Give the material once more, word for word, without any images.

==================================================

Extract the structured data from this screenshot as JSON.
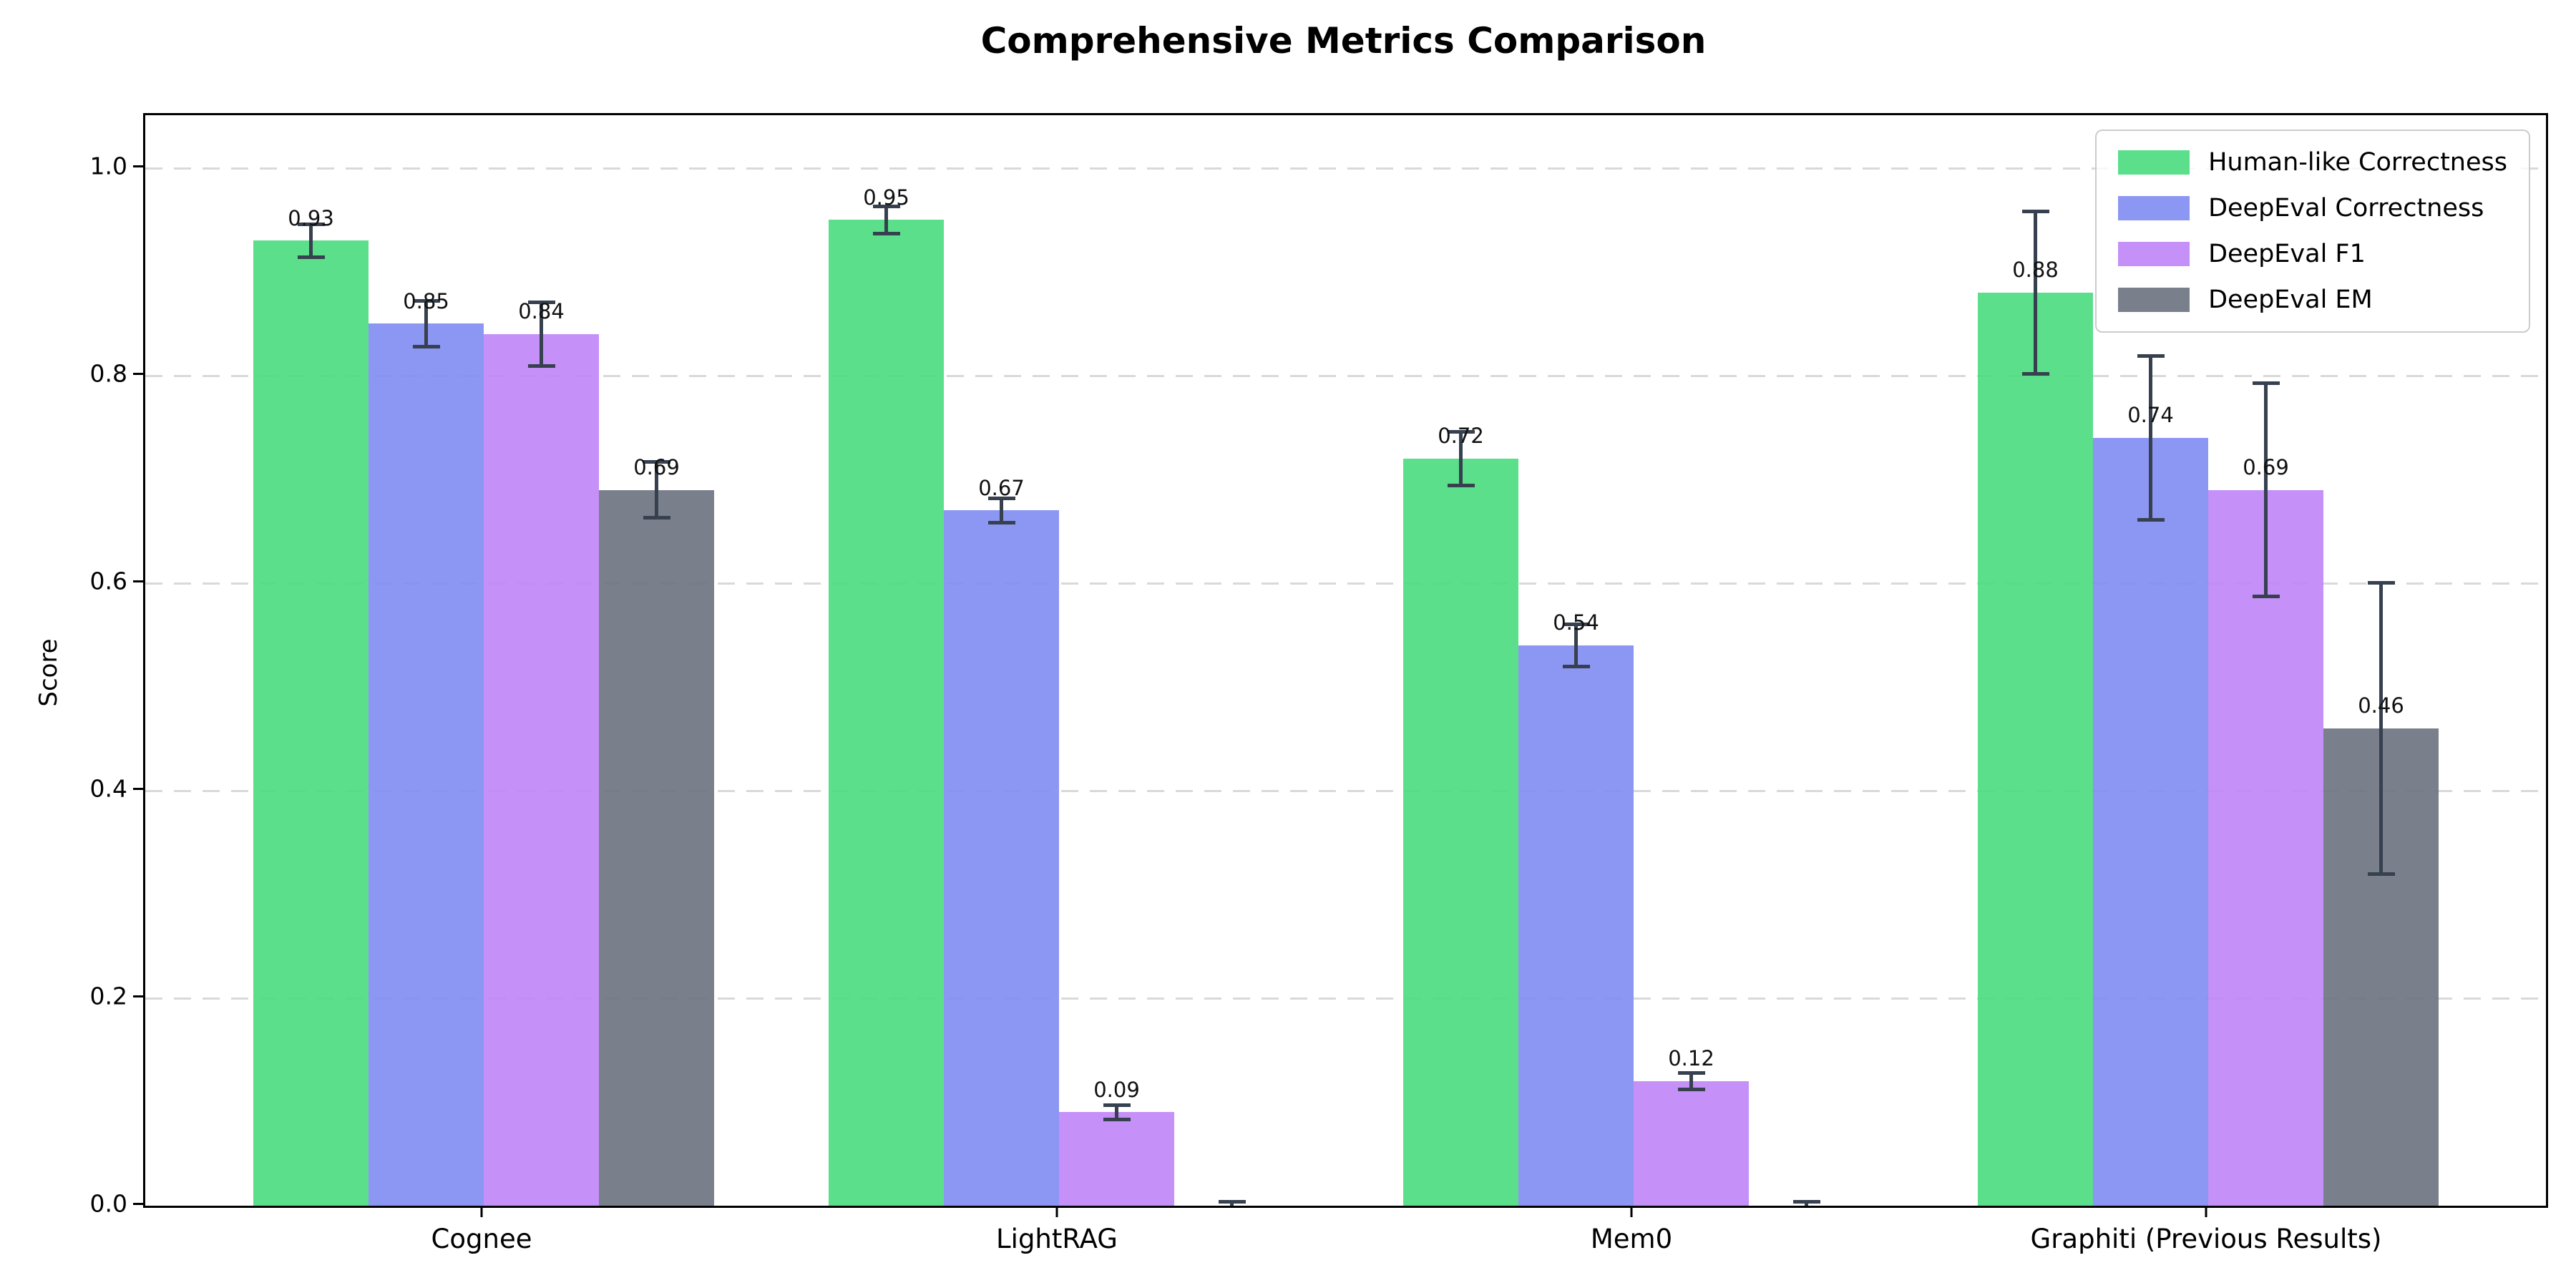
{
  "chart_data": {
    "type": "bar",
    "title": "Comprehensive Metrics Comparison",
    "ylabel": "Score",
    "xlabel": "",
    "categories": [
      "Cognee",
      "LightRAG",
      "Mem0",
      "Graphiti (Previous Results)"
    ],
    "ytick_labels": [
      "0.0",
      "0.2",
      "0.4",
      "0.6",
      "0.8",
      "1.0"
    ],
    "ytick_values": [
      0.0,
      0.2,
      0.4,
      0.6,
      0.8,
      1.0
    ],
    "ylim": [
      0,
      1.05
    ],
    "grid": "horizontal-dashed",
    "legend_position": "upper right",
    "error_bar_color": "#36404e",
    "grid_color": "#d9d9d9",
    "series": [
      {
        "name": "Human-like Correctness",
        "color": "#49db7e",
        "values": [
          0.93,
          0.95,
          0.72,
          0.88
        ],
        "errors": [
          0.016,
          0.013,
          0.026,
          0.078
        ],
        "labels": [
          "0.93",
          "0.95",
          "0.72",
          "0.88"
        ]
      },
      {
        "name": "DeepEval Correctness",
        "color": "#7f8bf2",
        "values": [
          0.85,
          0.67,
          0.54,
          0.74
        ],
        "errors": [
          0.022,
          0.012,
          0.02,
          0.079
        ],
        "labels": [
          "0.85",
          "0.67",
          "0.54",
          "0.74"
        ]
      },
      {
        "name": "DeepEval F1",
        "color": "#bf84f7",
        "values": [
          0.84,
          0.09,
          0.12,
          0.69
        ],
        "errors": [
          0.031,
          0.007,
          0.008,
          0.103
        ],
        "labels": [
          "0.84",
          "0.09",
          "0.12",
          "0.69"
        ]
      },
      {
        "name": "DeepEval EM",
        "color": "#6a7280",
        "values": [
          0.69,
          0.0,
          0.0,
          0.46
        ],
        "errors": [
          0.027,
          0.004,
          0.004,
          0.14
        ],
        "labels": [
          "0.69",
          null,
          null,
          "0.46"
        ]
      }
    ]
  }
}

==================================================

Response to the exercise.
Extract the structured data from this screenshot as JSON.
{
  "chart_data": {
    "type": "bar",
    "title": "Comprehensive Metrics Comparison",
    "ylabel": "Score",
    "xlabel": "",
    "categories": [
      "Cognee",
      "LightRAG",
      "Mem0",
      "Graphiti (Previous Results)"
    ],
    "ytick_labels": [
      "0.0",
      "0.2",
      "0.4",
      "0.6",
      "0.8",
      "1.0"
    ],
    "ytick_values": [
      0.0,
      0.2,
      0.4,
      0.6,
      0.8,
      1.0
    ],
    "ylim": [
      0,
      1.05
    ],
    "grid": "horizontal-dashed",
    "legend_position": "upper right",
    "error_bar_color": "#36404e",
    "grid_color": "#d9d9d9",
    "series": [
      {
        "name": "Human-like Correctness",
        "color": "#49db7e",
        "values": [
          0.93,
          0.95,
          0.72,
          0.88
        ],
        "errors": [
          0.016,
          0.013,
          0.026,
          0.078
        ],
        "labels": [
          "0.93",
          "0.95",
          "0.72",
          "0.88"
        ]
      },
      {
        "name": "DeepEval Correctness",
        "color": "#7f8bf2",
        "values": [
          0.85,
          0.67,
          0.54,
          0.74
        ],
        "errors": [
          0.022,
          0.012,
          0.02,
          0.079
        ],
        "labels": [
          "0.85",
          "0.67",
          "0.54",
          "0.74"
        ]
      },
      {
        "name": "DeepEval F1",
        "color": "#bf84f7",
        "values": [
          0.84,
          0.09,
          0.12,
          0.69
        ],
        "errors": [
          0.031,
          0.007,
          0.008,
          0.103
        ],
        "labels": [
          "0.84",
          "0.09",
          "0.12",
          "0.69"
        ]
      },
      {
        "name": "DeepEval EM",
        "color": "#6a7280",
        "values": [
          0.69,
          0.0,
          0.0,
          0.46
        ],
        "errors": [
          0.027,
          0.004,
          0.004,
          0.14
        ],
        "labels": [
          "0.69",
          null,
          null,
          "0.46"
        ]
      }
    ]
  }
}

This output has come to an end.